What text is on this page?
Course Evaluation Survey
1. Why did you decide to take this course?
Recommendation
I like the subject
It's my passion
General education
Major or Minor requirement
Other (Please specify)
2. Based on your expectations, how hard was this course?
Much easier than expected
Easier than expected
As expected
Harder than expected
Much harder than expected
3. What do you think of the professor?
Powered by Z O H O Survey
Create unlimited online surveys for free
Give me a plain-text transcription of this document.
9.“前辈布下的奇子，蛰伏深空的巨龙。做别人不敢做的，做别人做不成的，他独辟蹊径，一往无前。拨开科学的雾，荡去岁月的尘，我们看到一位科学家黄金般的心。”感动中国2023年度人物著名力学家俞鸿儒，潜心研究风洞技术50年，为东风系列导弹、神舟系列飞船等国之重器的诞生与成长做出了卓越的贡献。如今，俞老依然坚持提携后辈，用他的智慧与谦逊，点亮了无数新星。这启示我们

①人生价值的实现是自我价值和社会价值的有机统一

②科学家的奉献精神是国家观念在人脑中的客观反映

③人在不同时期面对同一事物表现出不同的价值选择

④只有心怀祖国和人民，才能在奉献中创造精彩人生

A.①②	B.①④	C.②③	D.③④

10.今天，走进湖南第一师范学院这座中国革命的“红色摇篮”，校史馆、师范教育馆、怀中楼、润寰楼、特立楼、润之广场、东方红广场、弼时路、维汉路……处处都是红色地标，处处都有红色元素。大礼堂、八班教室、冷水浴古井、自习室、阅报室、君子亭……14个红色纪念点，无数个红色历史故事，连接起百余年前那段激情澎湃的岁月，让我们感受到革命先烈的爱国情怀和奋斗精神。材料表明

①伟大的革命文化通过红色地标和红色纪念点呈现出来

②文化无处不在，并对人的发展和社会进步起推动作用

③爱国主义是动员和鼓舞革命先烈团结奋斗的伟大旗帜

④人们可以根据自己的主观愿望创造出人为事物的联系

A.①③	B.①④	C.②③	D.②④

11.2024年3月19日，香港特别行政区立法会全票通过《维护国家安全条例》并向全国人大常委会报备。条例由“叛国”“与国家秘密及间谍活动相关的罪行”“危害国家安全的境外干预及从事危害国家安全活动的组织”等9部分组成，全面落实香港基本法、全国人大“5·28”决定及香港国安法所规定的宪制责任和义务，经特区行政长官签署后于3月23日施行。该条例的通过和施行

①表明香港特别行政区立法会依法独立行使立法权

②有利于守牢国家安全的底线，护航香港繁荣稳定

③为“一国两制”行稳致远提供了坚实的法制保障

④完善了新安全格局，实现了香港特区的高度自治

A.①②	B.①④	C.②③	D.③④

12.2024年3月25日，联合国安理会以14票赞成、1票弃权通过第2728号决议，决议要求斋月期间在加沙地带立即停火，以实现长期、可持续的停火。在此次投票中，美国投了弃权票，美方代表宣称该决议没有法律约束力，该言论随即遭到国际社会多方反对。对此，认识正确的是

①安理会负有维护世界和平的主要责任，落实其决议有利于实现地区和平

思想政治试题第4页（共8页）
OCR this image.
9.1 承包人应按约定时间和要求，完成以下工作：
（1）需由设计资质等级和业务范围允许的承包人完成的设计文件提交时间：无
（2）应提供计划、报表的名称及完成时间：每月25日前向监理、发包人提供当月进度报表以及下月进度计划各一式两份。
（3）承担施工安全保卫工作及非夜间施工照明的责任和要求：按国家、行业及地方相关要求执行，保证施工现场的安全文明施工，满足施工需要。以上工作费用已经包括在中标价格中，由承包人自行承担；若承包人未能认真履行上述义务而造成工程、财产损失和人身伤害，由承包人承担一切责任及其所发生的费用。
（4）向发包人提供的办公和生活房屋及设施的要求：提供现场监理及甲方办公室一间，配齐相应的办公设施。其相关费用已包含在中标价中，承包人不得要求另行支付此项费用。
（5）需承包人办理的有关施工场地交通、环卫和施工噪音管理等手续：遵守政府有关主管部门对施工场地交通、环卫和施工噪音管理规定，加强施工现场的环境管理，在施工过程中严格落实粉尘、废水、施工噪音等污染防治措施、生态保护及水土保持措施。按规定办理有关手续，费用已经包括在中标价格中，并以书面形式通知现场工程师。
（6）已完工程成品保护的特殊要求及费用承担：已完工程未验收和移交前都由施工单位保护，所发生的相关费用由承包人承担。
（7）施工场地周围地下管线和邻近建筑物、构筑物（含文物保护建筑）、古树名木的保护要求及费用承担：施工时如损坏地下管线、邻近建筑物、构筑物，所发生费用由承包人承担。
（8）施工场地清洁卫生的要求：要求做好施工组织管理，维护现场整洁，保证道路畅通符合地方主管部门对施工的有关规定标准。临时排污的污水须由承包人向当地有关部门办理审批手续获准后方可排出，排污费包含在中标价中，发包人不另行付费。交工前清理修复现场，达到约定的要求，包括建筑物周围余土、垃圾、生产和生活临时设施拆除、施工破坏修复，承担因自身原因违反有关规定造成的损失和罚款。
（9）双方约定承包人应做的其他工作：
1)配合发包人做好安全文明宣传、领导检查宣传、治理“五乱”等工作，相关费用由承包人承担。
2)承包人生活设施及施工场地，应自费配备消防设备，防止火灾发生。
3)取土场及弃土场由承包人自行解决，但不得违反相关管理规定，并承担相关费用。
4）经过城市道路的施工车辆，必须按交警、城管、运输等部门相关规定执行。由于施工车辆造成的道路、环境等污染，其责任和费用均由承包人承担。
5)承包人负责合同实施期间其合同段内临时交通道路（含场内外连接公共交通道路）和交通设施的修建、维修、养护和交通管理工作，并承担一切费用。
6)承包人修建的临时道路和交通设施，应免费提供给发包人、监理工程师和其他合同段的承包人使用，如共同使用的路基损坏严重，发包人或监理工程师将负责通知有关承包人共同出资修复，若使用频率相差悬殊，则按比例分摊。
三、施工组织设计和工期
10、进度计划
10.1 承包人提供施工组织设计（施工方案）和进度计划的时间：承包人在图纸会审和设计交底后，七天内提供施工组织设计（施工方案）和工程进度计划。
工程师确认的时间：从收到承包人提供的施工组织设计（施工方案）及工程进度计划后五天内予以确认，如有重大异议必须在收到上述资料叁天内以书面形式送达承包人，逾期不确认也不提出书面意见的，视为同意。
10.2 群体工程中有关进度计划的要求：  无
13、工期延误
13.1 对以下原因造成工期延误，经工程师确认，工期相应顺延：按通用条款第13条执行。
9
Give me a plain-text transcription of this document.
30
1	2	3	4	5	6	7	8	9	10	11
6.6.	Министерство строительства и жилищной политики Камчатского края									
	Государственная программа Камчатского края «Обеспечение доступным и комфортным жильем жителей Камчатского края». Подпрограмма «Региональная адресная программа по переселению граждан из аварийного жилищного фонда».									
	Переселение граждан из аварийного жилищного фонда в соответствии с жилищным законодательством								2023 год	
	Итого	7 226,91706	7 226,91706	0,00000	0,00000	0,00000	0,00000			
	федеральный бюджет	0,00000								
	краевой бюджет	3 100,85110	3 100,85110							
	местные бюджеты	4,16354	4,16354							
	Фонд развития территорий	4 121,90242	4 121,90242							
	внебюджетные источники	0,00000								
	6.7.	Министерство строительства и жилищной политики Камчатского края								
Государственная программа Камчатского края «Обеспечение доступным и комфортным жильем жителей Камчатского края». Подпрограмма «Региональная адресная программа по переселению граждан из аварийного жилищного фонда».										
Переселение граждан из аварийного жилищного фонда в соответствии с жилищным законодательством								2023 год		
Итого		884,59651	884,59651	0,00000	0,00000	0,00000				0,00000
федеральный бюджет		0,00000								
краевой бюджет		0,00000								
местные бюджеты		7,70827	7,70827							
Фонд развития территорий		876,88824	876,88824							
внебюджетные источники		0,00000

- - -

TO BE DONE: Each line above is to be repeated exactly.

TASK RESPONSE:
What text is on this page?
Course Evaluation Survey
1. Why did you decide to take this course?
Recommendation
I like the subject
It's my passion
General education
Major or Minor requirement
Other (Please specify)
2. Based on your expectations, how hard was this course?
Much easier than expected
Easier than expected
As expected
Harder than expected
Much harder than expected
3. What do you think of the professor?
Powered by Z O H O Survey
Create unlimited online surveys for free
Give me a plain-text transcription of this document.
9.“前辈布下的奇子，蛰伏深空的巨龙。做别人不敢做的，做别人做不成的，他独辟蹊径，一往无前。拨开科学的雾，荡去岁月的尘，我们看到一位科学家黄金般的心。”感动中国2023年度人物著名力学家俞鸿儒，潜心研究风洞技术50年，为东风系列导弹、神舟系列飞船等国之重器的诞生与成长做出了卓越的贡献。如今，俞老依然坚持提携后辈，用他的智慧与谦逊，点亮了无数新星。这启示我们

①人生价值的实现是自我价值和社会价值的有机统一

②科学家的奉献精神是国家观念在人脑中的客观反映

③人在不同时期面对同一事物表现出不同的价值选择

④只有心怀祖国和人民，才能在奉献中创造精彩人生

A.①②	B.①④	C.②③	D.③④

10.今天，走进湖南第一师范学院这座中国革命的“红色摇篮”，校史馆、师范教育馆、怀中楼、润寰楼、特立楼、润之广场、东方红广场、弼时路、维汉路……处处都是红色地标，处处都有红色元素。大礼堂、八班教室、冷水浴古井、自习室、阅报室、君子亭……14个红色纪念点，无数个红色历史故事，连接起百余年前那段激情澎湃的岁月，让我们感受到革命先烈的爱国情怀和奋斗精神。材料表明

①伟大的革命文化通过红色地标和红色纪念点呈现出来

②文化无处不在，并对人的发展和社会进步起推动作用

③爱国主义是动员和鼓舞革命先烈团结奋斗的伟大旗帜

④人们可以根据自己的主观愿望创造出人为事物的联系

A.①③	B.①④	C.②③	D.②④

11.2024年3月19日，香港特别行政区立法会全票通过《维护国家安全条例》并向全国人大常委会报备。条例由“叛国”“与国家秘密及间谍活动相关的罪行”“危害国家安全的境外干预及从事危害国家安全活动的组织”等9部分组成，全面落实香港基本法、全国人大“5·28”决定及香港国安法所规定的宪制责任和义务，经特区行政长官签署后于3月23日施行。该条例的通过和施行

①表明香港特别行政区立法会依法独立行使立法权

②有利于守牢国家安全的底线，护航香港繁荣稳定

③为“一国两制”行稳致远提供了坚实的法制保障

④完善了新安全格局，实现了香港特区的高度自治

A.①②	B.①④	C.②③	D.③④

12.2024年3月25日，联合国安理会以14票赞成、1票弃权通过第2728号决议，决议要求斋月期间在加沙地带立即停火，以实现长期、可持续的停火。在此次投票中，美国投了弃权票，美方代表宣称该决议没有法律约束力，该言论随即遭到国际社会多方反对。对此，认识正确的是

①安理会负有维护世界和平的主要责任，落实其决议有利于实现地区和平

思想政治试题第4页（共8页）
OCR this image.
9.1 承包人应按约定时间和要求，完成以下工作：
（1）需由设计资质等级和业务范围允许的承包人完成的设计文件提交时间：无
（2）应提供计划、报表的名称及完成时间：每月25日前向监理、发包人提供当月进度报表以及下月进度计划各一式两份。
（3）承担施工安全保卫工作及非夜间施工照明的责任和要求：按国家、行业及地方相关要求执行，保证施工现场的安全文明施工，满足施工需要。以上工作费用已经包括在中标价格中，由承包人自行承担；若承包人未能认真履行上述义务而造成工程、财产损失和人身伤害，由承包人承担一切责任及其所发生的费用。
（4）向发包人提供的办公和生活房屋及设施的要求：提供现场监理及甲方办公室一间，配齐相应的办公设施。其相关费用已包含在中标价中，承包人不得要求另行支付此项费用。
（5）需承包人办理的有关施工场地交通、环卫和施工噪音管理等手续：遵守政府有关主管部门对施工场地交通、环卫和施工噪音管理规定，加强施工现场的环境管理，在施工过程中严格落实粉尘、废水、施工噪音等污染防治措施、生态保护及水土保持措施。按规定办理有关手续，费用已经包括在中标价格中，并以书面形式通知现场工程师。
（6）已完工程成品保护的特殊要求及费用承担：已完工程未验收和移交前都由施工单位保护，所发生的相关费用由承包人承担。
（7）施工场地周围地下管线和邻近建筑物、构筑物（含文物保护建筑）、古树名木的保护要求及费用承担：施工时如损坏地下管线、邻近建筑物、构筑物，所发生费用由承包人承担。
（8）施工场地清洁卫生的要求：要求做好施工组织管理，维护现场整洁，保证道路畅通符合地方主管部门对施工的有关规定标准。临时排污的污水须由承包人向当地有关部门办理审批手续获准后方可排出，排污费包含在中标价中，发包人不另行付费。交工前清理修复现场，达到约定的要求，包括建筑物周围余土、垃圾、生产和生活临时设施拆除、施工破坏修复，承担因自身原因违反有关规定造成的损失和罚款。
（9）双方约定承包人应做的其他工作：
1)配合发包人做好安全文明宣传、领导检查宣传、治理“五乱”等工作，相关费用由承包人承担。
2)承包人生活设施及施工场地，应自费配备消防设备，防止火灾发生。
3)取土场及弃土场由承包人自行解决，但不得违反相关管理规定，并承担相关费用。
4）经过城市道路的施工车辆，必须按交警、城管、运输等部门相关规定执行。由于施工车辆造成的道路、环境等污染，其责任和费用均由承包人承担。
5)承包人负责合同实施期间其合同段内临时交通道路（含场内外连接公共交通道路）和交通设施的修建、维修、养护和交通管理工作，并承担一切费用。
6)承包人修建的临时道路和交通设施，应免费提供给发包人、监理工程师和其他合同段的承包人使用，如共同使用的路基损坏严重，发包人或监理工程师将负责通知有关承包人共同出资修复，若使用频率相差悬殊，则按比例分摊。
三、施工组织设计和工期
10、进度计划
10.1 承包人提供施工组织设计（施工方案）和进度计划的时间：承包人在图纸会审和设计交底后，七天内提供施工组织设计（施工方案）和工程进度计划。
工程师确认的时间：从收到承包人提供的施工组织设计（施工方案）及工程进度计划后五天内予以确认，如有重大异议必须在收到上述资料叁天内以书面形式送达承包人，逾期不确认也不提出书面意见的，视为同意。
10.2 群体工程中有关进度计划的要求：  无
13、工期延误
13.1 对以下原因造成工期延误，经工程师确认，工期相应顺延：按通用条款第13条执行。
9
Give me a plain-text transcription of this document.
30
1	2	3	4	5	6	7	8	9	10	11
6.6.	Министерство строительства и жилищной политики Камчатского края									
	Государственная программа Камчатского края «Обеспечение доступным и комфортным жильем жителей Камчатского края». Подпрограмма «Региональная адресная программа по переселению граждан из аварийного жилищного фонда».									
	Переселение граждан из аварийного жилищного фонда в соответствии с жилищным законодательством								2023 год	
	Итого	7 226,91706	7 226,91706	0,00000	0,00000	0,00000	0,00000			
	федеральный бюджет	0,00000								
	краевой бюджет	3 100,85110	3 100,85110							
	местные бюджеты	4,16354	4,16354							
	Фонд развития территорий	4 121,90242	4 121,90242							
	внебюджетные источники	0,00000								
	6.7.	Министерство строительства и жилищной политики Камчатского края								
Государственная программа Камчатского края «Обеспечение доступным и комфортным жильем жителей Камчатского края». Подпрограмма «Региональная адресная программа по переселению граждан из аварийного жилищного фонда».										
Переселение граждан из аварийного жилищного фонда в соответствии с жилищным законодательством								2023 год		
Итого		884,59651	884,59651	0,00000	0,00000	0,00000				0,00000
федеральный бюджет		0,00000								
краевой бюджет		0,00000								
местные бюджеты		7,70827	7,70827							
Фонд развития территорий		876,88824	876,88824							
внебюджетные источники		0,00000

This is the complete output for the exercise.